◆ Your goal
Drop the pictures from the entries below, then reproduce the rest exactly.

◆ Given records
====

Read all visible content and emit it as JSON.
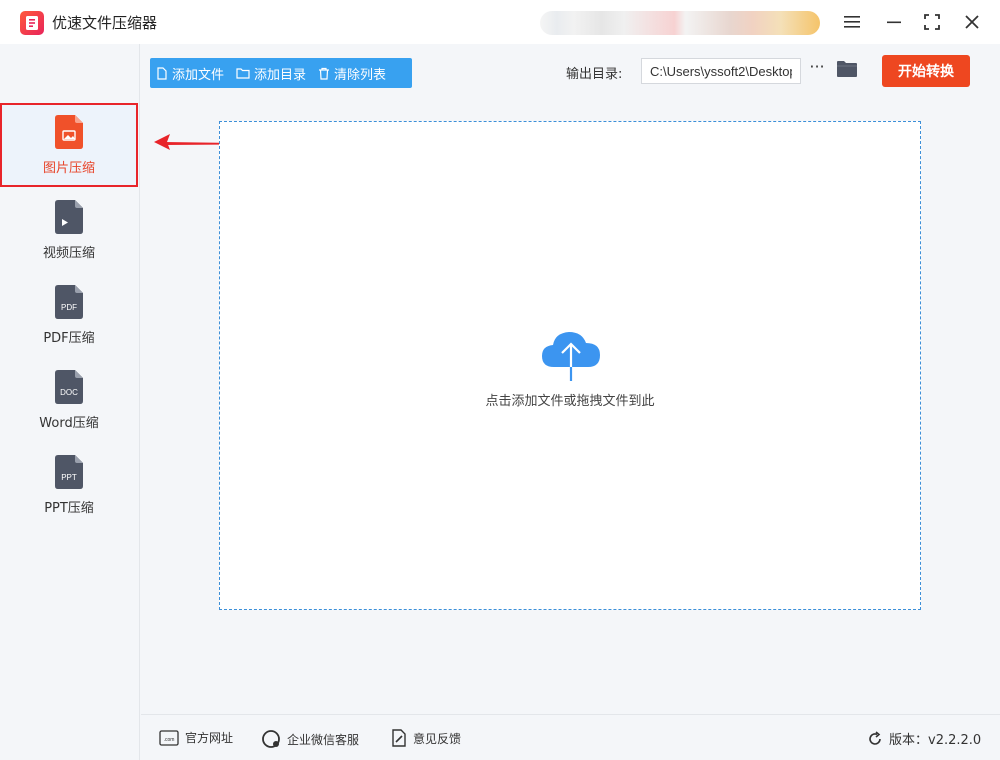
{
  "app": {
    "title": "优速文件压缩器",
    "window_controls": [
      "menu-icon",
      "maximize-icon",
      "close-icon"
    ]
  },
  "sidebar": {
    "items": [
      {
        "label": "图片压缩",
        "icon": "image-file-icon",
        "active": true
      },
      {
        "label": "视频压缩",
        "icon": "video-file-icon",
        "active": false
      },
      {
        "label": "PDF压缩",
        "icon": "pdf-file-icon",
        "icon_text": "PDF",
        "active": false
      },
      {
        "label": "Word压缩",
        "icon": "doc-file-icon",
        "icon_text": "DOC",
        "active": false
      },
      {
        "label": "PPT压缩",
        "icon": "ppt-file-icon",
        "icon_text": "PPT",
        "active": false
      }
    ]
  },
  "toolbar": {
    "add_file": "添加文件",
    "add_folder": "添加目录",
    "clear_list": "清除列表",
    "output_label": "输出目录:",
    "output_path": "C:\\Users\\yssoft2\\Desktop",
    "more": "···",
    "start": "开始转换"
  },
  "dropzone": {
    "hint": "点击添加文件或拖拽文件到此"
  },
  "footer": {
    "website": "官方网址",
    "wechat": "企业微信客服",
    "feedback": "意见反馈",
    "version": "版本：v2.2.2.0"
  },
  "colors": {
    "accent_blue": "#38a1f0",
    "start_orange": "#ee4720",
    "active_red": "#e8242a",
    "icon_orange": "#f0512a",
    "icon_gray": "#4f5666"
  }
}
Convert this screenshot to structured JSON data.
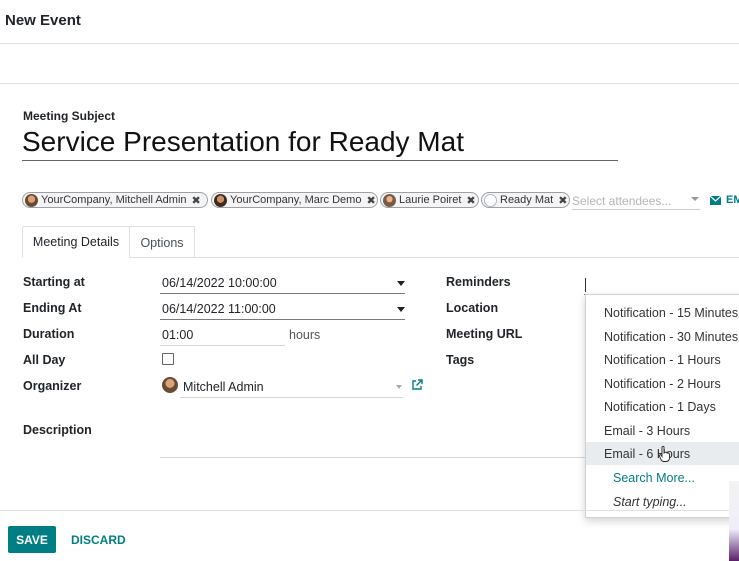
{
  "header": {
    "title": "New Event"
  },
  "subject": {
    "label": "Meeting Subject",
    "value": "Service Presentation for Ready Mat"
  },
  "attendees": {
    "tags": [
      {
        "name": "YourCompany, Mitchell Admin",
        "remove_icon": "✖"
      },
      {
        "name": "YourCompany, Marc Demo",
        "remove_icon": "✖"
      },
      {
        "name": "Laurie Poiret",
        "remove_icon": "✖"
      },
      {
        "name": "Ready Mat",
        "remove_icon": "✖"
      }
    ],
    "placeholder": "Select attendees...",
    "email_button_label": "EM"
  },
  "tabs": [
    {
      "label": "Meeting Details",
      "active": true
    },
    {
      "label": "Options",
      "active": false
    }
  ],
  "form": {
    "starting_at": {
      "label": "Starting at",
      "value": "06/14/2022 10:00:00"
    },
    "ending_at": {
      "label": "Ending At",
      "value": "06/14/2022 11:00:00"
    },
    "duration": {
      "label": "Duration",
      "value": "01:00",
      "unit": "hours"
    },
    "all_day": {
      "label": "All Day",
      "checked": false
    },
    "organizer": {
      "label": "Organizer",
      "value": "Mitchell Admin"
    },
    "description": {
      "label": "Description"
    },
    "reminders": {
      "label": "Reminders"
    },
    "location": {
      "label": "Location"
    },
    "meeting_url": {
      "label": "Meeting URL"
    },
    "tags": {
      "label": "Tags"
    }
  },
  "reminders_dropdown": {
    "options": [
      "Notification - 15 Minutes",
      "Notification - 30 Minutes",
      "Notification - 1 Hours",
      "Notification - 2 Hours",
      "Notification - 1 Days",
      "Email - 3 Hours",
      "Email - 6 Hours"
    ],
    "hovered_option": "Email - 6 Hours",
    "search_more": "Search More...",
    "start_typing": "Start typing..."
  },
  "footer": {
    "save_label": "SAVE",
    "discard_label": "DISCARD"
  },
  "colors": {
    "primary": "#017e84",
    "text": "#212529",
    "border": "#dee2e6"
  },
  "icons": {
    "tag_remove": "close-icon",
    "email": "envelope-icon",
    "organizer_link": "external-link-icon",
    "field_dropdown": "caret-down-icon"
  }
}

====

◆ Answer in full
Read all visible content and emit it as JSON.
{
  "app": {
    "title": "优速文件压缩器",
    "window_controls": [
      "menu-icon",
      "maximize-icon",
      "close-icon"
    ]
  },
  "sidebar": {
    "items": [
      {
        "label": "图片压缩",
        "icon": "image-file-icon",
        "active": true
      },
      {
        "label": "视频压缩",
        "icon": "video-file-icon",
        "active": false
      },
      {
        "label": "PDF压缩",
        "icon": "pdf-file-icon",
        "icon_text": "PDF",
        "active": false
      },
      {
        "label": "Word压缩",
        "icon": "doc-file-icon",
        "icon_text": "DOC",
        "active": false
      },
      {
        "label": "PPT压缩",
        "icon": "ppt-file-icon",
        "icon_text": "PPT",
        "active": false
      }
    ]
  },
  "toolbar": {
    "add_file": "添加文件",
    "add_folder": "添加目录",
    "clear_list": "清除列表",
    "output_label": "输出目录:",
    "output_path": "C:\\Users\\yssoft2\\Desktop",
    "more": "···",
    "start": "开始转换"
  },
  "dropzone": {
    "hint": "点击添加文件或拖拽文件到此"
  },
  "footer": {
    "website": "官方网址",
    "wechat": "企业微信客服",
    "feedback": "意见反馈",
    "version": "版本：v2.2.2.0"
  },
  "colors": {
    "accent_blue": "#38a1f0",
    "start_orange": "#ee4720",
    "active_red": "#e8242a",
    "icon_orange": "#f0512a",
    "icon_gray": "#4f5666"
  }
}
Convert this screenshot to structured JSON data.
{
  "header": {
    "title": "New Event"
  },
  "subject": {
    "label": "Meeting Subject",
    "value": "Service Presentation for Ready Mat"
  },
  "attendees": {
    "tags": [
      {
        "name": "YourCompany, Mitchell Admin",
        "remove_icon": "✖"
      },
      {
        "name": "YourCompany, Marc Demo",
        "remove_icon": "✖"
      },
      {
        "name": "Laurie Poiret",
        "remove_icon": "✖"
      },
      {
        "name": "Ready Mat",
        "remove_icon": "✖"
      }
    ],
    "placeholder": "Select attendees...",
    "email_button_label": "EM"
  },
  "tabs": [
    {
      "label": "Meeting Details",
      "active": true
    },
    {
      "label": "Options",
      "active": false
    }
  ],
  "form": {
    "starting_at": {
      "label": "Starting at",
      "value": "06/14/2022 10:00:00"
    },
    "ending_at": {
      "label": "Ending At",
      "value": "06/14/2022 11:00:00"
    },
    "duration": {
      "label": "Duration",
      "value": "01:00",
      "unit": "hours"
    },
    "all_day": {
      "label": "All Day",
      "checked": false
    },
    "organizer": {
      "label": "Organizer",
      "value": "Mitchell Admin"
    },
    "description": {
      "label": "Description"
    },
    "reminders": {
      "label": "Reminders"
    },
    "location": {
      "label": "Location"
    },
    "meeting_url": {
      "label": "Meeting URL"
    },
    "tags": {
      "label": "Tags"
    }
  },
  "reminders_dropdown": {
    "options": [
      "Notification - 15 Minutes",
      "Notification - 30 Minutes",
      "Notification - 1 Hours",
      "Notification - 2 Hours",
      "Notification - 1 Days",
      "Email - 3 Hours",
      "Email - 6 Hours"
    ],
    "hovered_option": "Email - 6 Hours",
    "search_more": "Search More...",
    "start_typing": "Start typing..."
  },
  "footer": {
    "save_label": "SAVE",
    "discard_label": "DISCARD"
  },
  "colors": {
    "primary": "#017e84",
    "text": "#212529",
    "border": "#dee2e6"
  },
  "icons": {
    "tag_remove": "close-icon",
    "email": "envelope-icon",
    "organizer_link": "external-link-icon",
    "field_dropdown": "caret-down-icon"
  }
}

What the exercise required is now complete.